▸ What is being asked
Every line that contains "domu" counts once; give the total number of such lines, with no other words.
##### Records supplied #####
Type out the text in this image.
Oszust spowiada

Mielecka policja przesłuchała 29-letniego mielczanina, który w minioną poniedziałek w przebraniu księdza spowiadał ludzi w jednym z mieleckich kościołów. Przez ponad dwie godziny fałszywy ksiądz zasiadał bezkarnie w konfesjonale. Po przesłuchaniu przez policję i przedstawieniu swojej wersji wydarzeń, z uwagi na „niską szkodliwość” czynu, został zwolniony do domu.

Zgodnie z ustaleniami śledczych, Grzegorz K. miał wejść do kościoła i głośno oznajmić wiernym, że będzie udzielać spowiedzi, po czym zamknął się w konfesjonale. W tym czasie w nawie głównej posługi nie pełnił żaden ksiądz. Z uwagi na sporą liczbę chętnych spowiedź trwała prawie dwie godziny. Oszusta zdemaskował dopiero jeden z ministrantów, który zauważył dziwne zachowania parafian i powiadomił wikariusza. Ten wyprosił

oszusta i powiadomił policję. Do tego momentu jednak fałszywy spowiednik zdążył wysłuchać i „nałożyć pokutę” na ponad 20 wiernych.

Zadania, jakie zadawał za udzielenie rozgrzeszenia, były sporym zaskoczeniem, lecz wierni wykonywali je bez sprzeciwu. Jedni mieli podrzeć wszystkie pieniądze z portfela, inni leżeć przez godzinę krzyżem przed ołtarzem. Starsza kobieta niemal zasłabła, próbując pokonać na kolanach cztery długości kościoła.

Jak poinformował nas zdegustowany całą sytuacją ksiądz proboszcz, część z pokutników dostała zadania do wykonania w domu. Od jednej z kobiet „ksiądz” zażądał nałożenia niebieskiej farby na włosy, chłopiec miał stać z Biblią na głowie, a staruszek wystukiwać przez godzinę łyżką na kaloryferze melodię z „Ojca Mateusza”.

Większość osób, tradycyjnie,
#####
▸ Solved exercise
2